▶ Set problem: Without the pictures, print each of the records below exactly as it appears.

## start

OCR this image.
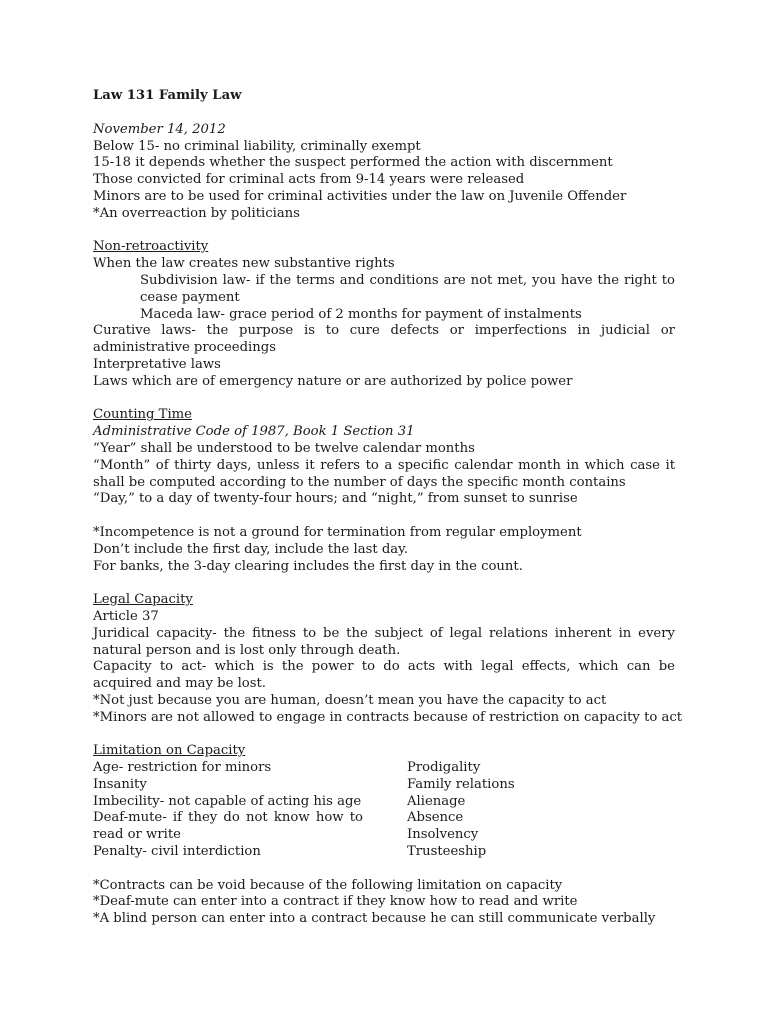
Law 131 Family Law

November 14, 2012

Below 15- no criminal liability, criminally exempt

15-18 it depends whether the suspect performed the action with discernment

Those convicted for criminal acts from 9-14 years were released

Minors are to be used for criminal activities under the law on Juvenile Offender

*An overreaction by politicians

Non-retroactivity

When the law creates new substantive rights

Subdivision law- if the terms and conditions are not met, you have the right to cease payment

Maceda law- grace period of 2 months for payment of instalments

Curative laws- the purpose is to cure defects or imperfections in judicial or administrative proceedings

Interpretative laws

Laws which are of emergency nature or are authorized by police power

Counting Time

Administrative Code of 1987, Book 1 Section 31

“Year” shall be understood to be twelve calendar months

“Month” of thirty days, unless it refers to a specific calendar month in which case it shall be computed according to the number of days the specific month contains

“Day,” to a day of twenty-four hours; and “night,” from sunset to sunrise

*Incompetence is not a ground for termination from regular employment

Don’t include the first day, include the last day.

For banks, the 3-day clearing includes the first day in the count.

Legal Capacity

Article 37

Juridical capacity- the fitness to be the subject of legal relations inherent in every natural person and is lost only through death.

Capacity to act- which is the power to do acts with legal effects, which can be acquired and may be lost.

*Not just because you are human, doesn’t mean you have the capacity to act

*Minors are not allowed to engage in contracts because of restriction on capacity to act

Limitation on Capacity

Age- restriction for minors

Insanity

Imbecility- not capable of acting his age

Deaf-mute- if they do not know how to read or write

Penalty- civil interdiction

Prodigality

Family relations

Alienage

Absence

Insolvency

Trusteeship

*Contracts can be void because of the following limitation on capacity

*Deaf-mute can enter into a contract if they know how to read and write

*A blind person can enter into a contract because he can still communicate verbally
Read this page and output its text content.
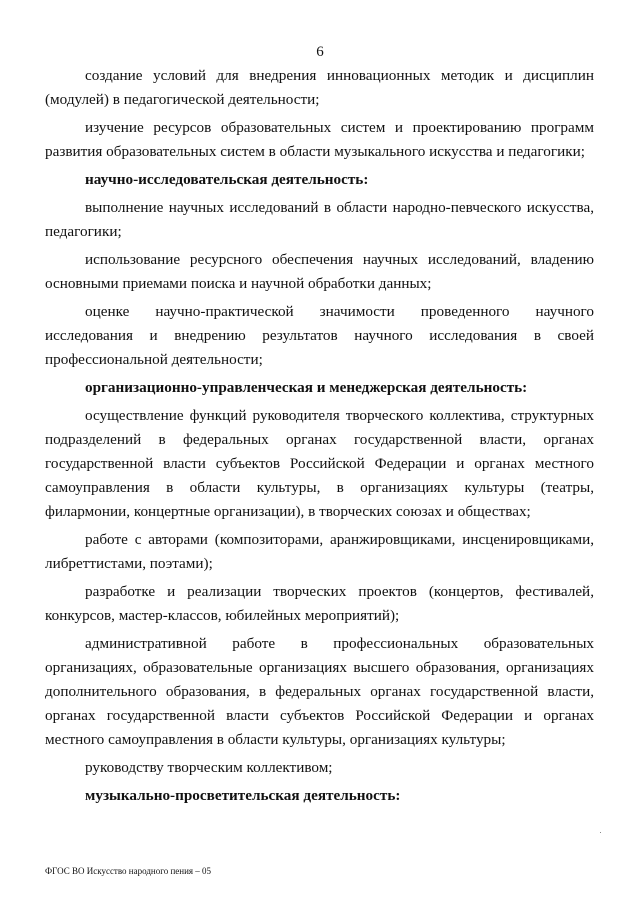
6

создание условий для внедрения инновационных методик и дисциплин (модулей) в педагогической деятельности;

изучение ресурсов образовательных систем и проектированию программ развития образовательных систем в области музыкального искусства и педагогики;

научно-исследовательская деятельность:

выполнение научных исследований в области народно-певческого искусства, педагогики;

использование ресурсного обеспечения научных исследований, владению основными приемами поиска и научной обработки данных;

оценке научно-практической значимости проведенного научного исследования и внедрению результатов научного исследования в своей профессиональной деятельности;

организационно-управленческая и менеджерская деятельность:

осуществление функций руководителя творческого коллектива, структурных подразделений в федеральных органах государственной власти, органах государственной власти субъектов Российской Федерации и органах местного самоуправления в области культуры, в организациях культуры (театры, филармонии, концертные организации), в творческих союзах и обществах;

работе с авторами (композиторами, аранжировщиками, инсценировщиками, либреттистами, поэтами);

разработке и реализации творческих проектов (концертов, фестивалей, конкурсов, мастер-классов, юбилейных мероприятий);

административной работе в профессиональных образовательных организациях, образовательные организациях высшего образования, организациях дополнительного образования, в федеральных органах государственной власти, органах государственной власти субъектов Российской Федерации и органах местного самоуправления в области культуры, организациях культуры;

руководству творческим коллективом;

музыкально-просветительская деятельность:

ФГОС ВО Искусство народного пения – 05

## end

▶ Exercise output:
OCR this image.
Law 131 Family Law

November 14, 2012

Below 15- no criminal liability, criminally exempt

15-18 it depends whether the suspect performed the action with discernment

Those convicted for criminal acts from 9-14 years were released

Minors are to be used for criminal activities under the law on Juvenile Offender

*An overreaction by politicians

Non-retroactivity

When the law creates new substantive rights

Subdivision law- if the terms and conditions are not met, you have the right to cease payment

Maceda law- grace period of 2 months for payment of instalments

Curative laws- the purpose is to cure defects or imperfections in judicial or administrative proceedings

Interpretative laws

Laws which are of emergency nature or are authorized by police power

Counting Time

Administrative Code of 1987, Book 1 Section 31

“Year” shall be understood to be twelve calendar months

“Month” of thirty days, unless it refers to a specific calendar month in which case it shall be computed according to the number of days the specific month contains

“Day,” to a day of twenty-four hours; and “night,” from sunset to sunrise

*Incompetence is not a ground for termination from regular employment

Don’t include the first day, include the last day.

For banks, the 3-day clearing includes the first day in the count.

Legal Capacity

Article 37

Juridical capacity- the fitness to be the subject of legal relations inherent in every natural person and is lost only through death.

Capacity to act- which is the power to do acts with legal effects, which can be acquired and may be lost.

*Not just because you are human, doesn’t mean you have the capacity to act

*Minors are not allowed to engage in contracts because of restriction on capacity to act

Limitation on Capacity

Age- restriction for minors

Insanity

Imbecility- not capable of acting his age

Deaf-mute- if they do not know how to read or write

Penalty- civil interdiction

Prodigality

Family relations

Alienage

Absence

Insolvency

Trusteeship

*Contracts can be void because of the following limitation on capacity

*Deaf-mute can enter into a contract if they know how to read and write

*A blind person can enter into a contract because he can still communicate verbally
Read this page and output its text content.
6

создание условий для внедрения инновационных методик и дисциплин (модулей) в педагогической деятельности;

изучение ресурсов образовательных систем и проектированию программ развития образовательных систем в области музыкального искусства и педагогики;

научно-исследовательская деятельность:

выполнение научных исследований в области народно-певческого искусства, педагогики;

использование ресурсного обеспечения научных исследований, владению основными приемами поиска и научной обработки данных;

оценке научно-практической значимости проведенного научного исследования и внедрению результатов научного исследования в своей профессиональной деятельности;

организационно-управленческая и менеджерская деятельность:

осуществление функций руководителя творческого коллектива, структурных подразделений в федеральных органах государственной власти, органах государственной власти субъектов Российской Федерации и органах местного самоуправления в области культуры, в организациях культуры (театры, филармонии, концертные организации), в творческих союзах и обществах;

работе с авторами (композиторами, аранжировщиками, инсценировщиками, либреттистами, поэтами);

разработке и реализации творческих проектов (концертов, фестивалей, конкурсов, мастер-классов, юбилейных мероприятий);

административной работе в профессиональных образовательных организациях, образовательные организациях высшего образования, организациях дополнительного образования, в федеральных органах государственной власти, органах государственной власти субъектов Российской Федерации и органах местного самоуправления в области культуры, организациях культуры;

руководству творческим коллективом;

музыкально-просветительская деятельность:

ФГОС ВО Искусство народного пения – 05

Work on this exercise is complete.